Task requirements
Write out each line word for word. Drop pictures.

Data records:

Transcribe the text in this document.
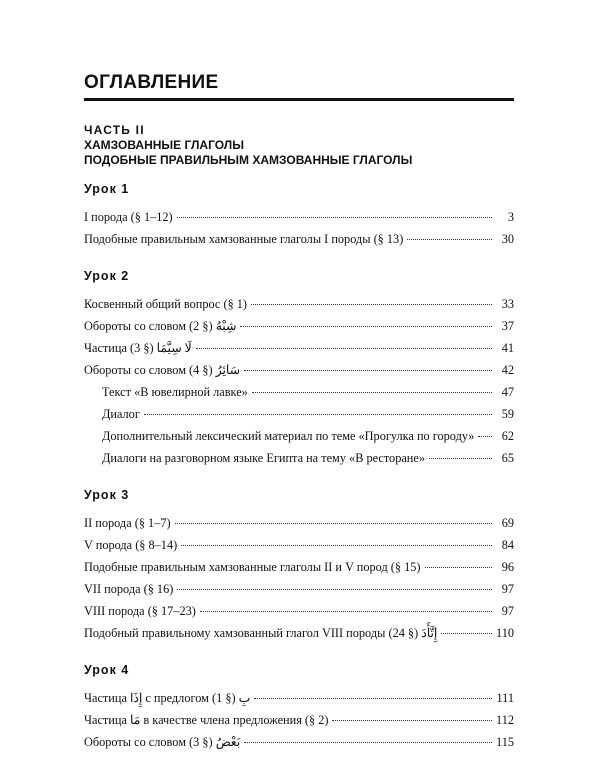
ОГЛАВЛЕНИЕ
ЧАСТЬ II
ХАМЗОВАННЫЕ ГЛАГОЛЫ
ПОДОБНЫЕ ПРАВИЛЬНЫМ ХАМЗОВАННЫЕ ГЛАГОЛЫ
Урок 1
I порода (§ 1–12)	3
Подобные правильным хамзованные глаголы I породы (§ 13)	30
Урок 2
Косвенный общий вопрос (§ 1)	33
Обороты со словом شِبْهُ (§ 2)	37
Частица لَا سِيَّمَا (§ 3)	41
Обороты со словом سَائِرُ (§ 4)	42
Текст «В ювелирной лавке»	47
Диалог	59
Дополнительный лексический материал по теме «Прогулка по городу»	62
Диалоги на разговорном языке Египта на тему «В ресторане»	65
Урок 3
II порода (§ 1–7)	69
V порода (§ 8–14)	84
Подобные правильным хамзованные глаголы II и V пород (§ 15)	96
VII порода (§ 16)	97
VIII порода (§ 17–23)	97
Подобный правильному хамзованный глагол VIII породы إِتَّأَدَ (§ 24)	110
Урок 4
Частица إِذَا с предлогом بِ (§ 1)	111
Частица مَا в качестве члена предложения (§ 2)	112
Обороты со словом بَعْضُ (§ 3)	115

Solution below
Transcribe the text in this document.
ОГЛАВЛЕНИЕ
ЧАСТЬ II
ХАМЗОВАННЫЕ ГЛАГОЛЫ
ПОДОБНЫЕ ПРАВИЛЬНЫМ ХАМЗОВАННЫЕ ГЛАГОЛЫ
Урок 1
I порода (§ 1–12)	3
Подобные правильным хамзованные глаголы I породы (§ 13)	30
Урок 2
Косвенный общий вопрос (§ 1)	33
Обороты со словом شِبْهُ (§ 2)	37
Частица لَا سِيَّمَا (§ 3)	41
Обороты со словом سَائِرُ (§ 4)	42
Текст «В ювелирной лавке»	47
Диалог	59
Дополнительный лексический материал по теме «Прогулка по городу»	62
Диалоги на разговорном языке Египта на тему «В ресторане»	65
Урок 3
II порода (§ 1–7)	69
V порода (§ 8–14)	84
Подобные правильным хамзованные глаголы II и V пород (§ 15)	96
VII порода (§ 16)	97
VIII порода (§ 17–23)	97
Подобный правильному хамзованный глагол VIII породы إِتَّأَدَ (§ 24)	110
Урок 4
Частица إِذَا с предлогом بِ (§ 1)	111
Частица مَا в качестве члена предложения (§ 2)	112
Обороты со словом بَعْضُ (§ 3)	115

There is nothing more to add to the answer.